• _SET PROBLEM_:
In the listing below, count each line containing "JSON" and answer with the count only.

• _EXERCISE INPUTS_:
┌──

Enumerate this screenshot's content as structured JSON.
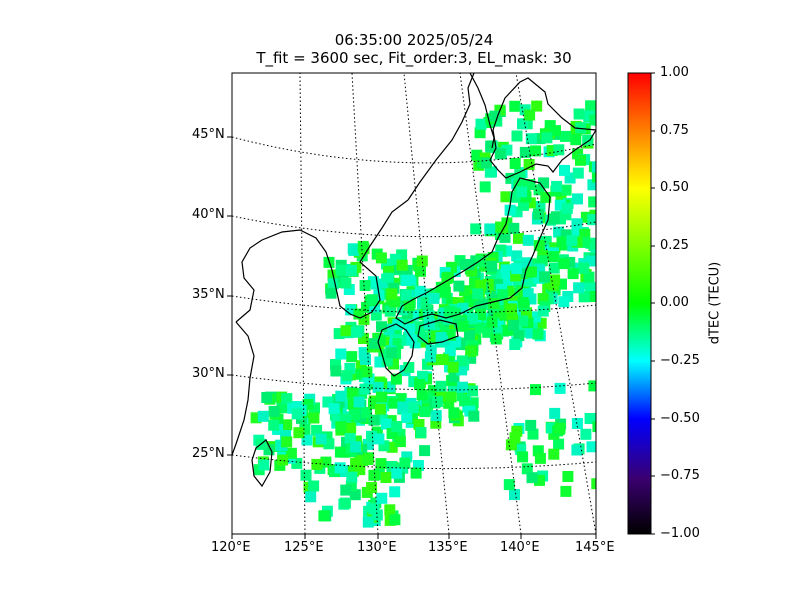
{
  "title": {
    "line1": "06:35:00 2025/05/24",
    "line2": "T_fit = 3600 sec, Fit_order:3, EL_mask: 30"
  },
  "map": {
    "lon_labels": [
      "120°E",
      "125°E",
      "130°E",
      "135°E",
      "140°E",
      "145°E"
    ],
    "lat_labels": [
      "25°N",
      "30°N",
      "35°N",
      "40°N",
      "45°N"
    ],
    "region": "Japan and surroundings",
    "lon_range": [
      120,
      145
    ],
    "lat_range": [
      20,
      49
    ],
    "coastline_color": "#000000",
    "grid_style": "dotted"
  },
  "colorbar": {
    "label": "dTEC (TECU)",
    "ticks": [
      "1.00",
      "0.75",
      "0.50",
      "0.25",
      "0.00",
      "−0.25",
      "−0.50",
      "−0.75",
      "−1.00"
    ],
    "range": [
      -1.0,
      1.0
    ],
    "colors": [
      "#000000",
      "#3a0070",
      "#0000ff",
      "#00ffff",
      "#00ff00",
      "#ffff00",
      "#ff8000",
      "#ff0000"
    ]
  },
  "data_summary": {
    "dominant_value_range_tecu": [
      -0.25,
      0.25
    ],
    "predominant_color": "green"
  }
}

└──
┌──

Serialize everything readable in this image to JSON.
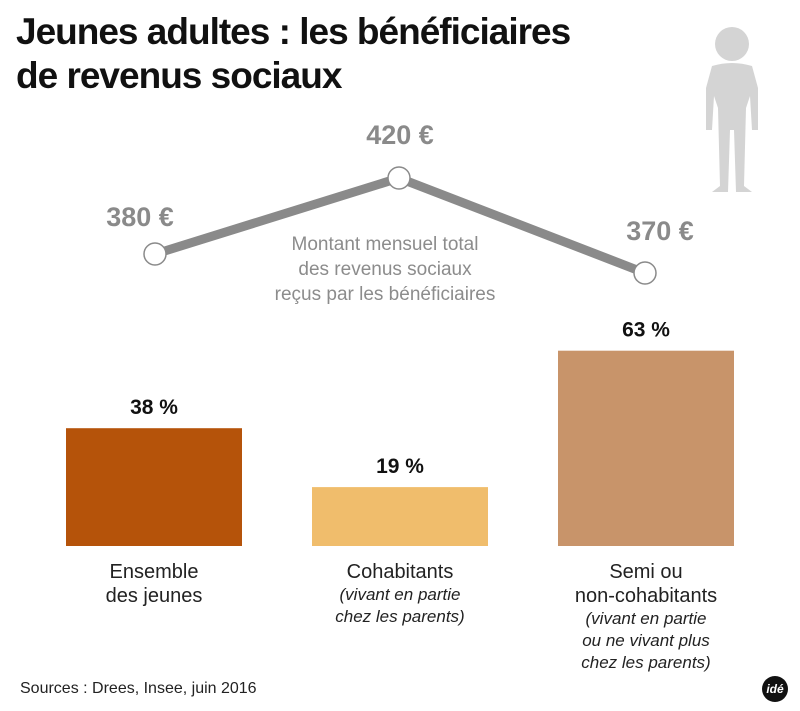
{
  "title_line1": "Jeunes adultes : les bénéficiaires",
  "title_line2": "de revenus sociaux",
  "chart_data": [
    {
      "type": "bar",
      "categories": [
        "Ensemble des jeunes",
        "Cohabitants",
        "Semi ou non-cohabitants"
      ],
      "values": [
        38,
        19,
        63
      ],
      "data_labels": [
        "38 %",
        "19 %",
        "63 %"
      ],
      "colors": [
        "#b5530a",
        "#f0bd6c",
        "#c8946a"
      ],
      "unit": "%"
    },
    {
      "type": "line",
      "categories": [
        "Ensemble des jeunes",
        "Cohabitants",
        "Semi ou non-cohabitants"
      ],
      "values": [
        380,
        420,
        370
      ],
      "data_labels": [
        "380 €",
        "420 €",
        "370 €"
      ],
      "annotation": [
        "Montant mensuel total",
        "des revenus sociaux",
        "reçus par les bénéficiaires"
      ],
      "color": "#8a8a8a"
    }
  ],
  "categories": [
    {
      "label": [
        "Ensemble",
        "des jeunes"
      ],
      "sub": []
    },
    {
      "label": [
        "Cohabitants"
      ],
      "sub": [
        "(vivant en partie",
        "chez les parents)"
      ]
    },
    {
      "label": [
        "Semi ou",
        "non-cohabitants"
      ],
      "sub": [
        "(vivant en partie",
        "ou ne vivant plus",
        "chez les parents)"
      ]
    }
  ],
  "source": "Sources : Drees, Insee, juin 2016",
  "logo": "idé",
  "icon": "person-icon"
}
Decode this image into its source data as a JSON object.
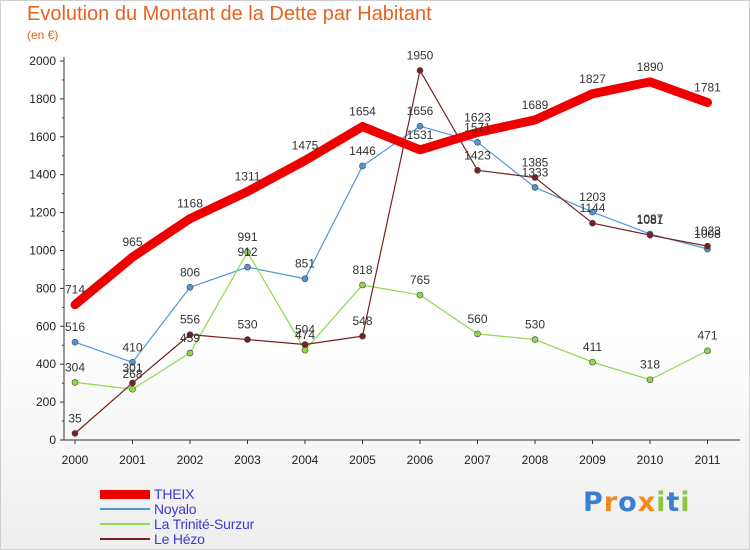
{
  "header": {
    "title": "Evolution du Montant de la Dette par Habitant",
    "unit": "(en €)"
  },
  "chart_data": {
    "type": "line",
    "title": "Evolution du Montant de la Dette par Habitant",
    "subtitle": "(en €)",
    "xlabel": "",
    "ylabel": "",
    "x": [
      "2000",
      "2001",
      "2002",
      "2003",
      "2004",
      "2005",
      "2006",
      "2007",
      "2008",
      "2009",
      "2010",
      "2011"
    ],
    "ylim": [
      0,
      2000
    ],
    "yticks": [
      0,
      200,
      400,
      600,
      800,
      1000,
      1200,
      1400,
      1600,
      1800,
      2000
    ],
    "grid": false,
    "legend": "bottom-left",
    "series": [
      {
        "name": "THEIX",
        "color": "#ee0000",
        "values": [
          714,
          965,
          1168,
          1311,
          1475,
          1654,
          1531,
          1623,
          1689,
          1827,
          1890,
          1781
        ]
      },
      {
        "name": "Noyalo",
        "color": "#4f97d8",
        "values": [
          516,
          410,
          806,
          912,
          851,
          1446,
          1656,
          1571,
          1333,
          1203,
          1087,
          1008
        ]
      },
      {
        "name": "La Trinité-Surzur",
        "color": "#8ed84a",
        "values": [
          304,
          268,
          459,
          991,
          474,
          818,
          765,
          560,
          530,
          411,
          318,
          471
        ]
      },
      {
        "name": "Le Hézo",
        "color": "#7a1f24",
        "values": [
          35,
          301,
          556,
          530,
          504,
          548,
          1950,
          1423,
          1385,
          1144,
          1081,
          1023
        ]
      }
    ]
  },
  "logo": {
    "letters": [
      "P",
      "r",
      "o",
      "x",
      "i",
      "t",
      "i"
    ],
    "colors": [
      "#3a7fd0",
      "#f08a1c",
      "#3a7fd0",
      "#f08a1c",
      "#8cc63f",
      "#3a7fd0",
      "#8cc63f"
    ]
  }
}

└──

• _RESPONSE BELOW_:
3